::: ENTRIES SUPPLIED

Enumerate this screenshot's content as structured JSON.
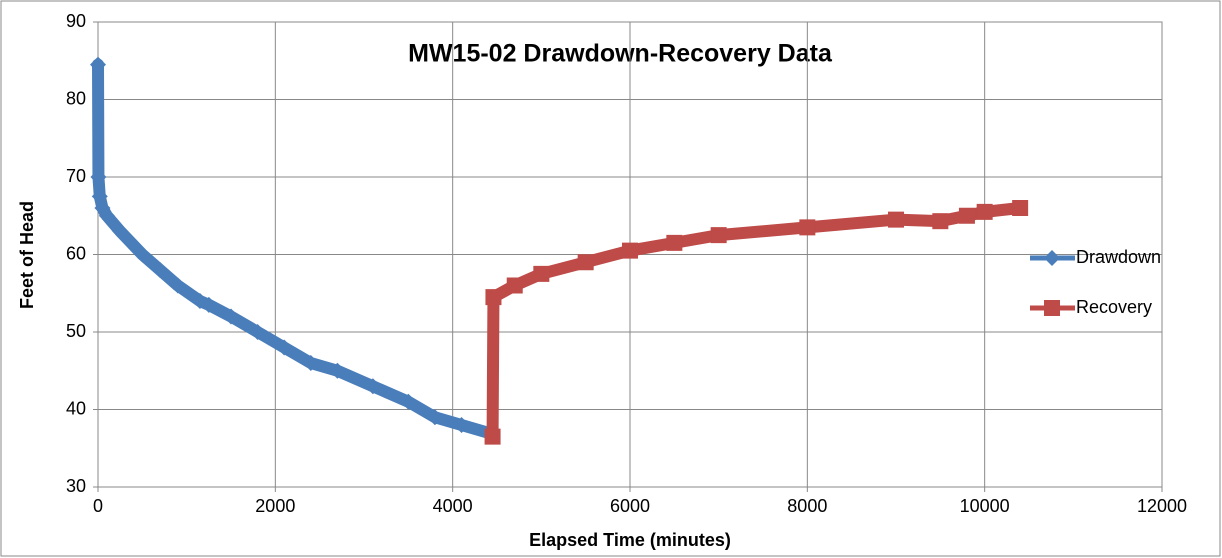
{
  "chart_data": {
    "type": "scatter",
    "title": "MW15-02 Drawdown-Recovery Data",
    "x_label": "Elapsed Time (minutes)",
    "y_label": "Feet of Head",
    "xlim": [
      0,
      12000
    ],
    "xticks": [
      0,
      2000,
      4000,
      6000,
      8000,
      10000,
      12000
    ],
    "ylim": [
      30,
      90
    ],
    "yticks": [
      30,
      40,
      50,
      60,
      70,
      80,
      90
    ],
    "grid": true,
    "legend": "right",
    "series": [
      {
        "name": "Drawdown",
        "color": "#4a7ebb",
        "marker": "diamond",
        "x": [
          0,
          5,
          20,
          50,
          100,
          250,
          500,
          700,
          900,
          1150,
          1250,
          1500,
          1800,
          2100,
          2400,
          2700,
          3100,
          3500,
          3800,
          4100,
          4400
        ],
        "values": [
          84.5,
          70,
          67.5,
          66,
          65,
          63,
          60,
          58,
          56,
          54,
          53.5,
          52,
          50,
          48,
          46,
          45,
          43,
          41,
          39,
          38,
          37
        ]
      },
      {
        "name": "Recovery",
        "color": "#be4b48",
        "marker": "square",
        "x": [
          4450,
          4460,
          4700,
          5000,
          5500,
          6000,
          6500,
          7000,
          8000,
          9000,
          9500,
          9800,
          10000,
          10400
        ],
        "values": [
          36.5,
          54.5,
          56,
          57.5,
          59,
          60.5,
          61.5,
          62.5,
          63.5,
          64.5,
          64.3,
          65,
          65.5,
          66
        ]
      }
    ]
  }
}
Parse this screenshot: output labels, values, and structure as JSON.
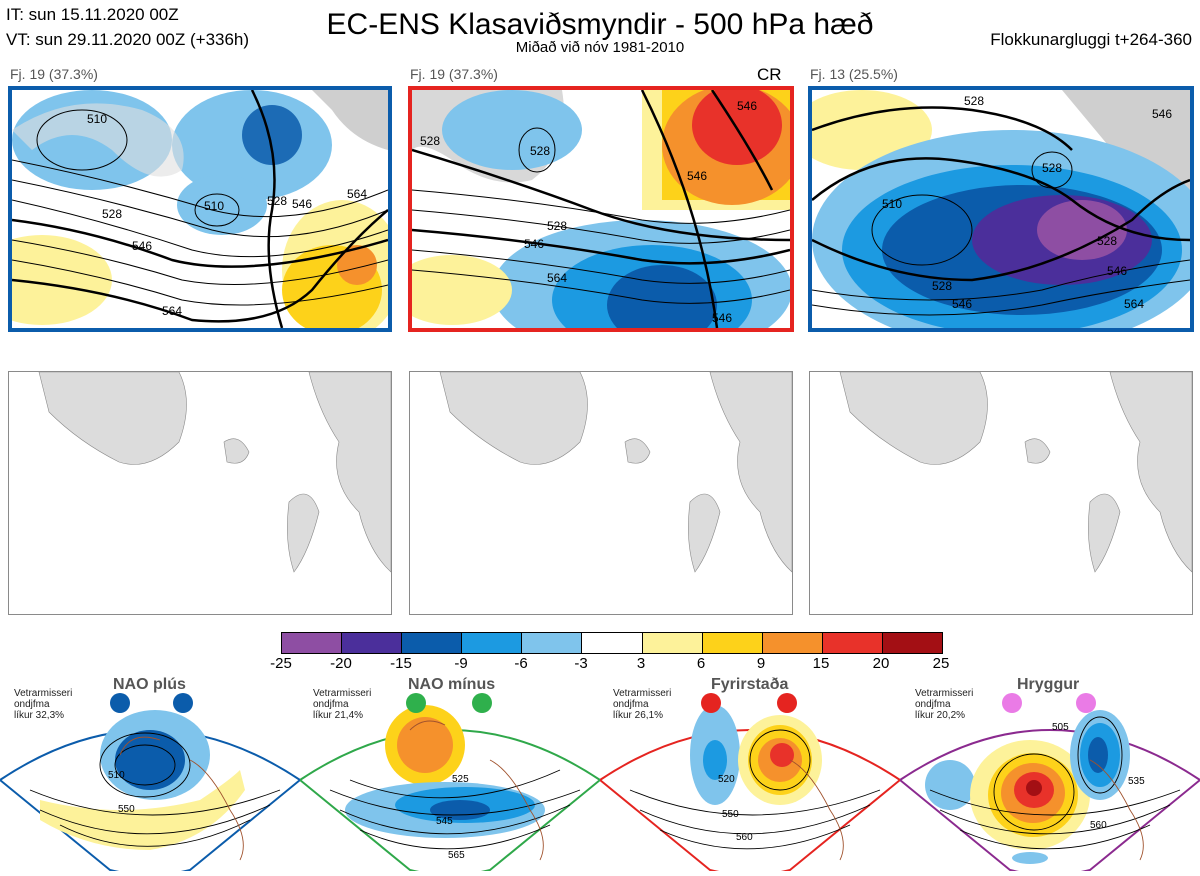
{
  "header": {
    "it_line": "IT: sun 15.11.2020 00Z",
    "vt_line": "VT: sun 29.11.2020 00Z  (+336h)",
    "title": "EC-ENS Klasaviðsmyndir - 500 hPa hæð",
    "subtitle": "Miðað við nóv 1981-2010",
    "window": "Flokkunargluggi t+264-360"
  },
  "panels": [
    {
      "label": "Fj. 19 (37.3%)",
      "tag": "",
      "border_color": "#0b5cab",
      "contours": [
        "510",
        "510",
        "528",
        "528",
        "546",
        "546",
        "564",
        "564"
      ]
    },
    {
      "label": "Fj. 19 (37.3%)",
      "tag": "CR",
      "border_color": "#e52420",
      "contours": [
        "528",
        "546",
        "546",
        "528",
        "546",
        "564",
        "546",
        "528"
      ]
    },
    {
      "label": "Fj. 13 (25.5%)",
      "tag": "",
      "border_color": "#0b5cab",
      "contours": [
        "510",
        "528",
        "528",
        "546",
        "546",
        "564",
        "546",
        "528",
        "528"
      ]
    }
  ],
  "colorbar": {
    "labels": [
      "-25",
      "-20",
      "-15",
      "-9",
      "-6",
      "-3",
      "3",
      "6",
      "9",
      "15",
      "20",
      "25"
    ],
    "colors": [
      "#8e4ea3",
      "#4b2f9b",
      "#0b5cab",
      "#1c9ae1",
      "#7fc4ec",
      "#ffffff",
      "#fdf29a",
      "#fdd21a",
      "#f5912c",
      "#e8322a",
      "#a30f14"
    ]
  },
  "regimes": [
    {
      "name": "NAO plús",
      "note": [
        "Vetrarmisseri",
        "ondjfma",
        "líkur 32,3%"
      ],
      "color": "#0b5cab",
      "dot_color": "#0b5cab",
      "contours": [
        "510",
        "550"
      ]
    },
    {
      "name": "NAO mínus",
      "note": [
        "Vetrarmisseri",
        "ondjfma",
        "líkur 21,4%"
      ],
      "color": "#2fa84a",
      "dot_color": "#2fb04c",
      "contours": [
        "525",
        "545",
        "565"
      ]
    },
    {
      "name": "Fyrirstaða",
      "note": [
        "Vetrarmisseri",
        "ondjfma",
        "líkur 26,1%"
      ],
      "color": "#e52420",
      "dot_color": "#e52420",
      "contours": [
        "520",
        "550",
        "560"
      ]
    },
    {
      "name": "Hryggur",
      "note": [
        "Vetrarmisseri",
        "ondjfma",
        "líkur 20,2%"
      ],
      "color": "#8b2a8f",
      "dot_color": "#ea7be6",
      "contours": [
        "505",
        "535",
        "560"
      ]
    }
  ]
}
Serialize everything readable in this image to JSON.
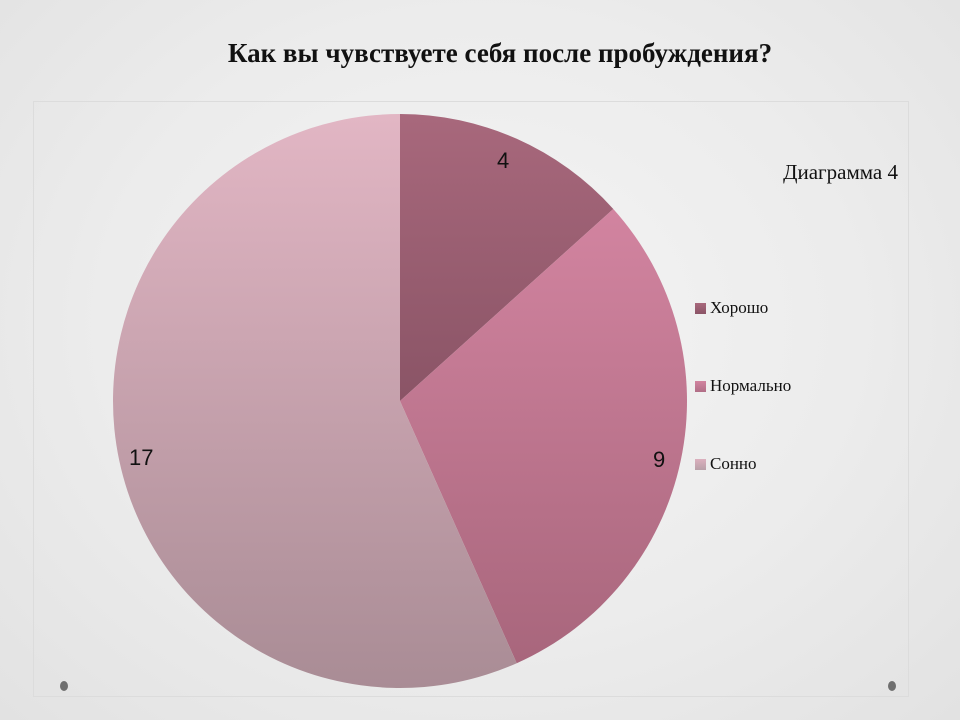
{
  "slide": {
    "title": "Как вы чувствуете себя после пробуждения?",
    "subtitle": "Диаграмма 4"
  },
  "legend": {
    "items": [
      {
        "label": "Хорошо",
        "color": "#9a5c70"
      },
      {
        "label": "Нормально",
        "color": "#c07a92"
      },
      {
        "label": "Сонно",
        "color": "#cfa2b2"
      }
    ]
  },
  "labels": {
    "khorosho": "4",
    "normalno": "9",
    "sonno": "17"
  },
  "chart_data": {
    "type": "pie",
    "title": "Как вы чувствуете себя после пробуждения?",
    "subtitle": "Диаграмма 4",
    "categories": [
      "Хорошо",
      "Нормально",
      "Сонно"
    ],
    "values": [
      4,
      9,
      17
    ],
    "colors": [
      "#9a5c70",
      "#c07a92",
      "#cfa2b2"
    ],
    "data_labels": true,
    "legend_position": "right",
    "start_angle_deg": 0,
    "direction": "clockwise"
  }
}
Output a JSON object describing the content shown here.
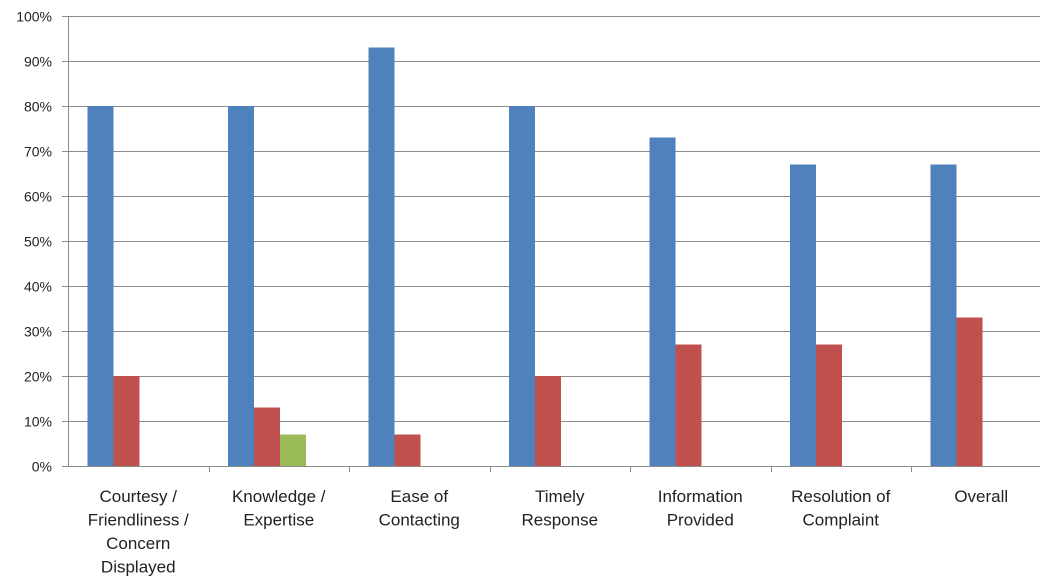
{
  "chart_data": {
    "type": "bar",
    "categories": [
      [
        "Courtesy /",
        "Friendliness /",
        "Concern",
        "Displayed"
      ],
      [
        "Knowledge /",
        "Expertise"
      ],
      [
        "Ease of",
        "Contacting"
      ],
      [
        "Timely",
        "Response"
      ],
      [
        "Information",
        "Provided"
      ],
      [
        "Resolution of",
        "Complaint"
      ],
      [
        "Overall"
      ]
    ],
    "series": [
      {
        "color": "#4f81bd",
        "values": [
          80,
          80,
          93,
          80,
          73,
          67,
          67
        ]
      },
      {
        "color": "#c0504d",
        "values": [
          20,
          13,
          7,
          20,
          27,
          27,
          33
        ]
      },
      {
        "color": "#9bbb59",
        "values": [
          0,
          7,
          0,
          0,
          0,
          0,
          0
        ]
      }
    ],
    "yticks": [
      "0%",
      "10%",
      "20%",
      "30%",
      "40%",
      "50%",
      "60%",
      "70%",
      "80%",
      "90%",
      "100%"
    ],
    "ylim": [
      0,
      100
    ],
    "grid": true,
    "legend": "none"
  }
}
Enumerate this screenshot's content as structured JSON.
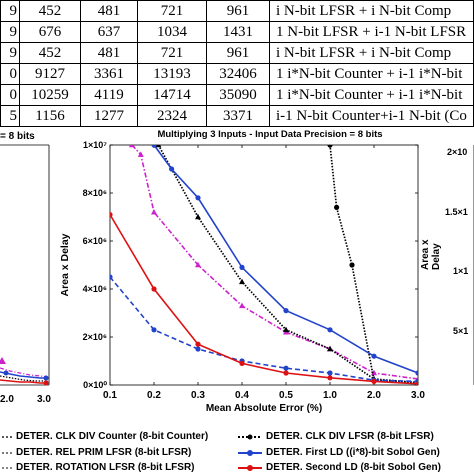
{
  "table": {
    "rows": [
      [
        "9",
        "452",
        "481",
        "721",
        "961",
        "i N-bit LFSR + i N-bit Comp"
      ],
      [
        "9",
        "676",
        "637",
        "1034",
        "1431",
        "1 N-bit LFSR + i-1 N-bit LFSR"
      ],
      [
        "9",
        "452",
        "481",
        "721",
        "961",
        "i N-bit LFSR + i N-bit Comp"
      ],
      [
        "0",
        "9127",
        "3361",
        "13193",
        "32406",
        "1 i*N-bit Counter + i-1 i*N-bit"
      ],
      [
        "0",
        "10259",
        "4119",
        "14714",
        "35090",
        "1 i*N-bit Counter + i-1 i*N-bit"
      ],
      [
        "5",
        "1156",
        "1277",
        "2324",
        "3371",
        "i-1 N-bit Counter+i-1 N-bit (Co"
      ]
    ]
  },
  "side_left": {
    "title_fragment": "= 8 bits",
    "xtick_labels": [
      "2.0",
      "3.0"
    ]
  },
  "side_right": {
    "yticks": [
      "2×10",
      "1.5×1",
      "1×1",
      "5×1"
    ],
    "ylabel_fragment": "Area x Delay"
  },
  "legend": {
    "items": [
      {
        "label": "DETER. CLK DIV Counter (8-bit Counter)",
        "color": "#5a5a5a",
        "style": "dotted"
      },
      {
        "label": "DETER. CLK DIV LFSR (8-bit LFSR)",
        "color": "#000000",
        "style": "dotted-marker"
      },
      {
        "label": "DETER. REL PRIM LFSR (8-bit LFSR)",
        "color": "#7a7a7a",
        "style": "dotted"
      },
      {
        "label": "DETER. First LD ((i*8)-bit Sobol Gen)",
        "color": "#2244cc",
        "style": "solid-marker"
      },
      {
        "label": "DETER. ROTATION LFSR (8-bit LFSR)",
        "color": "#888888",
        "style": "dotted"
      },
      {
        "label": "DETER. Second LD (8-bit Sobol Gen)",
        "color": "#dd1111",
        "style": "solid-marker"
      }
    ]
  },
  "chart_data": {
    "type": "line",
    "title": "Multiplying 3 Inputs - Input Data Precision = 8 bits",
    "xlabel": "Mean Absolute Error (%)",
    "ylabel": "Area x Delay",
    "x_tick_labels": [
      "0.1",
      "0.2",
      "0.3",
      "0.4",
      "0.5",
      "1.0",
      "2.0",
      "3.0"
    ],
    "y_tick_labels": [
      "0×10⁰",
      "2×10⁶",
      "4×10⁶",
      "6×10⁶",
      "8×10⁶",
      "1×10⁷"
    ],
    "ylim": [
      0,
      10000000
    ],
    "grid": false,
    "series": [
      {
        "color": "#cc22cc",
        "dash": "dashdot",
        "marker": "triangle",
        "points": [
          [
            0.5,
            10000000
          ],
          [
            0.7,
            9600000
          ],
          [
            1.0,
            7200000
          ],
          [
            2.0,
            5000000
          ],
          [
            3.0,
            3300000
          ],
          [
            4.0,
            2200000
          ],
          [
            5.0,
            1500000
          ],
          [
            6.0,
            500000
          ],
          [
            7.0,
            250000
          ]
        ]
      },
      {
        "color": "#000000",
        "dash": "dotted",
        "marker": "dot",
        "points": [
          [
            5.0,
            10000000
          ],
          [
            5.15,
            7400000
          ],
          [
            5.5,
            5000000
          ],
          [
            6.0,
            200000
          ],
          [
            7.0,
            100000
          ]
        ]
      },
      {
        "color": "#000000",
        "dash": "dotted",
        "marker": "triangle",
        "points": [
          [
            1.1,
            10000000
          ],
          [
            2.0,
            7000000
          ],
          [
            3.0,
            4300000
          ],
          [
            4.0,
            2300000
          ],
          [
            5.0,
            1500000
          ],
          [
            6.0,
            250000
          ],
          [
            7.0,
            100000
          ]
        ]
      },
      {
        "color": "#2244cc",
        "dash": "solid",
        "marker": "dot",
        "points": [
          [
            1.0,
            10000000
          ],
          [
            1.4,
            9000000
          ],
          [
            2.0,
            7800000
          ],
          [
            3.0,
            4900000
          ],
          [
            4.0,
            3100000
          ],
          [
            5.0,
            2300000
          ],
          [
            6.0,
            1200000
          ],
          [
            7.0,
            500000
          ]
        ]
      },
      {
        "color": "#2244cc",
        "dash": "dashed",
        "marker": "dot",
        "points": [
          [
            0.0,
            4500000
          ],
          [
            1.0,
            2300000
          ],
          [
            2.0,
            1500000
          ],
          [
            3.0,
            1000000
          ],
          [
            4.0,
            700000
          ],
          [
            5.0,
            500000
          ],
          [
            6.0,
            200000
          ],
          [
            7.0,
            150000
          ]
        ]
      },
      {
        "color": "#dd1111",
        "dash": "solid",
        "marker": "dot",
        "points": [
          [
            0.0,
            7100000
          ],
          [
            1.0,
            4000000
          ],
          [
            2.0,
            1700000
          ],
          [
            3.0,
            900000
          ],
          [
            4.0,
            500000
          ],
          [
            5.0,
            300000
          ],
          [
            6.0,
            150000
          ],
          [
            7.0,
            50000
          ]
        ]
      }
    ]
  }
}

::::::

Copy each line of the data that contains the word "Recovery".

**EXERCISE SOLUTION**
    "title": "MW15-02 Drawdown-Recovery Data",
        "name": "Recovery",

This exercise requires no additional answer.